What you need to do:
**A.** In the news item about the million-dollar vibrator, how many white diamonds is each piece encrusted with?
**B.** Please pick up the news item about the million-dollar vibrator after its last sentence and continue it.

Excerpted passage:
Nothing Says Merry Christmas Like a Million Dollar Dildo

Gentlemen are you still grappling with what to get your lady for Christmas?

Nothing says I love you like a million dollar dildo.

Be the first in your circle to own this limited edition product.

Imagine the smile on her face when she opens the package.

Australian Jeweler Colin Burn's mission for 2010 is to make the world's most expensive vibrator. He's creating 10 limited-edition pieces out of smooth platinum, each encrusted with 1,500 white diamonds, each selling for $1 million.

Burn discussed his plans at the third-annual Asia Adult Expo in Macau, China.

"This is the most luxurious sexual product in the world," said Burn, a silversmith from Broome, a town of 15,000 in northwestern Australia known for pearl harvesting. "I find the jewelry industry stuffy and conservative and I want to be the jeweler not afraid to let go."

(Layout region records)

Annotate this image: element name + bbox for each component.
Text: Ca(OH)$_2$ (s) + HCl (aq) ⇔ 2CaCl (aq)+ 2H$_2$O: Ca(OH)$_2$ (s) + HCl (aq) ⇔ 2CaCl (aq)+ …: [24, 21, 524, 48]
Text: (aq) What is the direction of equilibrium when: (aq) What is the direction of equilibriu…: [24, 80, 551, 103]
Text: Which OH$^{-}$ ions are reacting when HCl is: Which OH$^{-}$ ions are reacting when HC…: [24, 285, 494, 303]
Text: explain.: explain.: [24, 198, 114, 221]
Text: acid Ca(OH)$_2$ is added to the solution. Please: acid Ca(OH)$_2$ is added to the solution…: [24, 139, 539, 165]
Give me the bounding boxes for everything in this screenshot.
---
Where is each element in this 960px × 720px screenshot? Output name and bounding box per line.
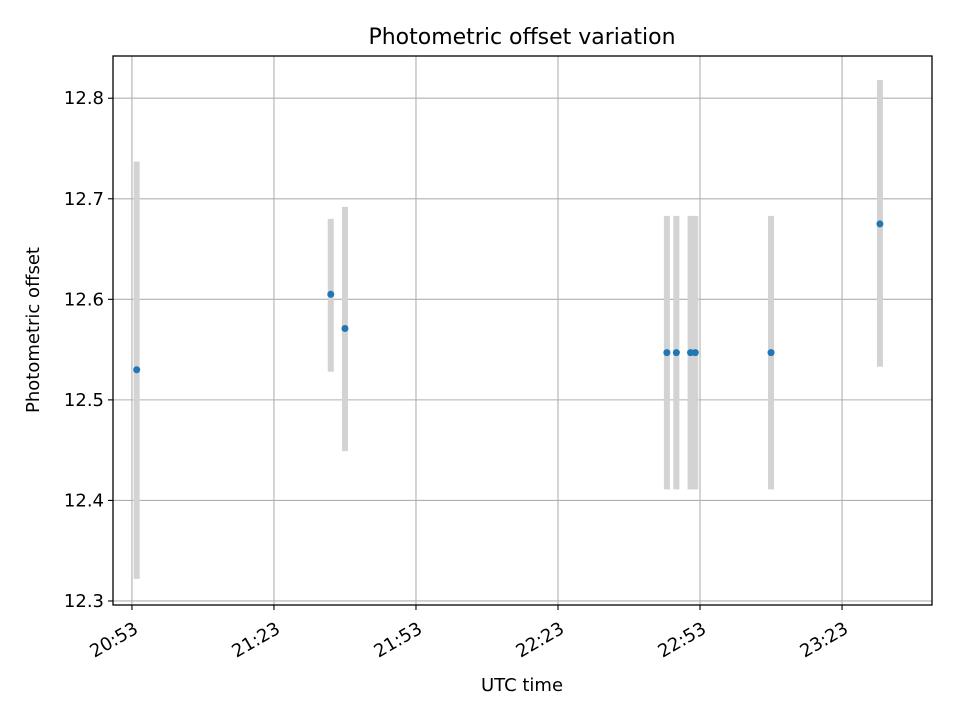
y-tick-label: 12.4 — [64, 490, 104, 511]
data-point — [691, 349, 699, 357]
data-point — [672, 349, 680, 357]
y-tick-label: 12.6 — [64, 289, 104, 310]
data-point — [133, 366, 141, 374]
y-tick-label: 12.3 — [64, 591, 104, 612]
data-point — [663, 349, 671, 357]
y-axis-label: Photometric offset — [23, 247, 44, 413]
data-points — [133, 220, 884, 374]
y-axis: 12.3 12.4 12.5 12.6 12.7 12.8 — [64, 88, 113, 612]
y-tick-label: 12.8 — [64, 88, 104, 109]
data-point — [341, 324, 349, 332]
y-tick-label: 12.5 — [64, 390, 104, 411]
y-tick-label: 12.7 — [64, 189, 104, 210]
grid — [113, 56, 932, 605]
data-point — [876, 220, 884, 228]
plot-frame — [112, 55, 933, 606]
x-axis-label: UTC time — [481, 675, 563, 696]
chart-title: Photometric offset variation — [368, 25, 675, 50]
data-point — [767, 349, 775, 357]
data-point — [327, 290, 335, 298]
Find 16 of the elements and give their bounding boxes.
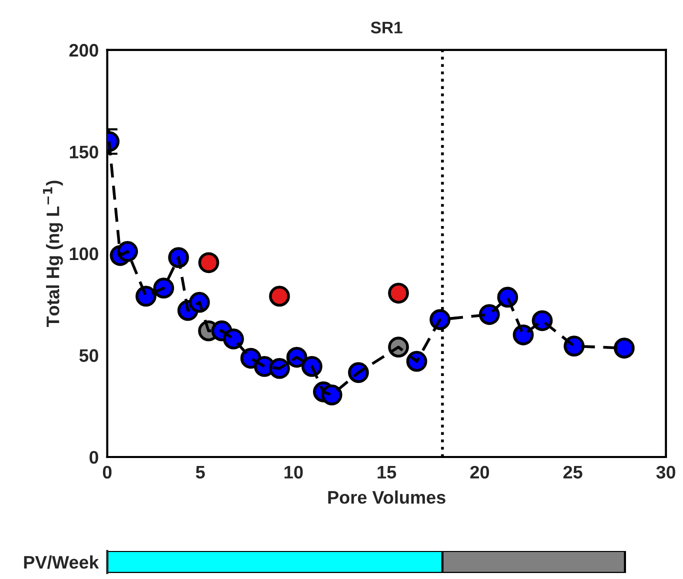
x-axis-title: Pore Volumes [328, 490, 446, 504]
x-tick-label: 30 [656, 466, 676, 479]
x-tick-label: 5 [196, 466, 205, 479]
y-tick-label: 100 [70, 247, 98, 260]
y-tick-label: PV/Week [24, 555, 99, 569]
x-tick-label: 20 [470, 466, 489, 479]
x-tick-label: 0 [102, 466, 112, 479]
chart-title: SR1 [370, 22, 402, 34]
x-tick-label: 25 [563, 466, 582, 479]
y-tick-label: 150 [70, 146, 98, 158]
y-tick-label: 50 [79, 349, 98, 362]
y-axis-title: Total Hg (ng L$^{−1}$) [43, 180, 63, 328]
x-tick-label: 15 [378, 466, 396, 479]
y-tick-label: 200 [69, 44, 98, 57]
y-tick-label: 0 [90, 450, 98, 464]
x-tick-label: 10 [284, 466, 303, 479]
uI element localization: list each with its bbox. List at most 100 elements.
...
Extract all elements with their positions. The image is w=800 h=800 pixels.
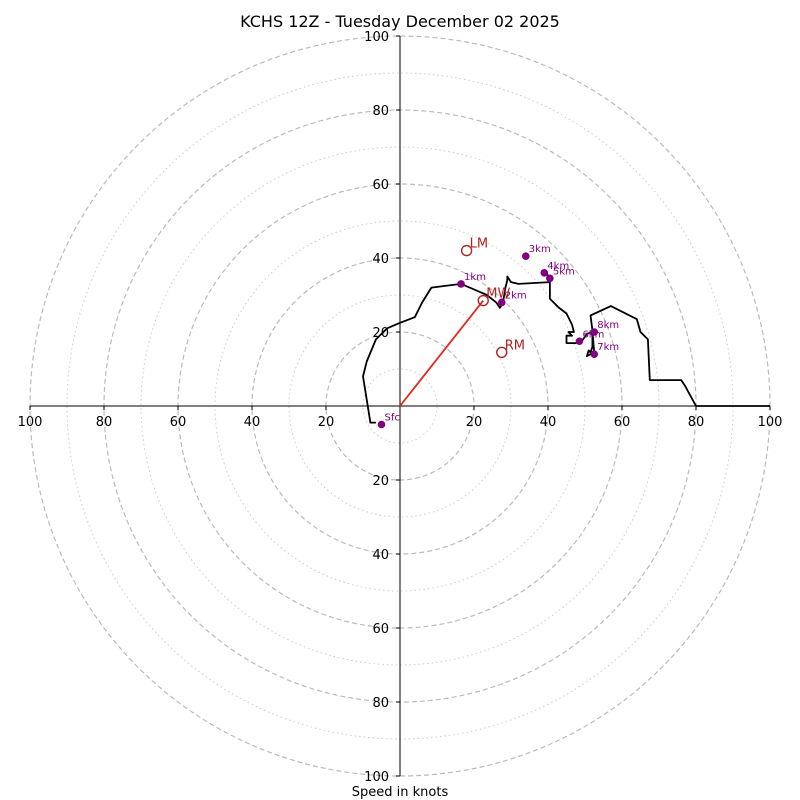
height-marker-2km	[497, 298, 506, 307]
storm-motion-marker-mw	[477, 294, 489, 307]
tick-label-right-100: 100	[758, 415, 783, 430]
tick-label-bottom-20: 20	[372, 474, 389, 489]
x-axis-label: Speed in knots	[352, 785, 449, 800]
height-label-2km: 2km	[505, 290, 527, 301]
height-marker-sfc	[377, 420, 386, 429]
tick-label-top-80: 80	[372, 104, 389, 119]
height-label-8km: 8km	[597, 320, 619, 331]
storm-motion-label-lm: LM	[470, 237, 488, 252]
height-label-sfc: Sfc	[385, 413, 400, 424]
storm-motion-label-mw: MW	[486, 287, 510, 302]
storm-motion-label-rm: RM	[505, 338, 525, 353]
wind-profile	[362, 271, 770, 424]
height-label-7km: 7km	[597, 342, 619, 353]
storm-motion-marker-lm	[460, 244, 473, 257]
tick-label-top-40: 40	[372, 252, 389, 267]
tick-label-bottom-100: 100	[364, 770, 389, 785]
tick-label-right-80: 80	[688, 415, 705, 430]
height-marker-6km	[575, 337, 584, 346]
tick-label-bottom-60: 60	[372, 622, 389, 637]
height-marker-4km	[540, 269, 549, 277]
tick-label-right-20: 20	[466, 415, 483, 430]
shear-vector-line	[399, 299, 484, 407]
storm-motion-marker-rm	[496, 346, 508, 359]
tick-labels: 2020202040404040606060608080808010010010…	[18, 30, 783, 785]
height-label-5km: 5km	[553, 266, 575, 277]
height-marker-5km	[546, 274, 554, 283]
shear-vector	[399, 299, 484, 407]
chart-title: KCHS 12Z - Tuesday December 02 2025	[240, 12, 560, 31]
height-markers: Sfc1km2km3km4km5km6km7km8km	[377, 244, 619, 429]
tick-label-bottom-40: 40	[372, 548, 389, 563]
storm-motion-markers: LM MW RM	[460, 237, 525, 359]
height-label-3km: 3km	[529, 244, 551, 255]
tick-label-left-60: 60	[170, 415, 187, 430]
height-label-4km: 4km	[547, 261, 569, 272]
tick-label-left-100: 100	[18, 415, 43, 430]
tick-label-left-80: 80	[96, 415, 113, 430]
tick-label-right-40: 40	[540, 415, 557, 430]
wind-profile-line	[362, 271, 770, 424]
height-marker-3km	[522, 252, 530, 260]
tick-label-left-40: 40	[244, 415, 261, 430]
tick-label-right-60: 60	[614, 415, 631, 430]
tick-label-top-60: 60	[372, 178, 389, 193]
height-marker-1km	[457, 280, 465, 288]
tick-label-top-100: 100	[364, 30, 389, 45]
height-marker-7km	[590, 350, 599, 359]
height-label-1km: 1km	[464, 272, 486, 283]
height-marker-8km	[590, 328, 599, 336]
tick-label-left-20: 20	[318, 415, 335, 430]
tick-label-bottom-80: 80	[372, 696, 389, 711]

Task-by-task outputs:
**A.** 1,500 white diamonds.

**B.**
For those of you on a budget, Burn's most expensive product to date costs $38,000. It's a platinum dildo with 400 pave set diamonds and a handle made of conkerberry wood.

Another model is molded out of white gold that is also studded with diamonds and boasts one large white pearl on its top. With a price tag of $8,000, it comes with matching earrings and a necklace.

Only 11 shopping days left. Get busy.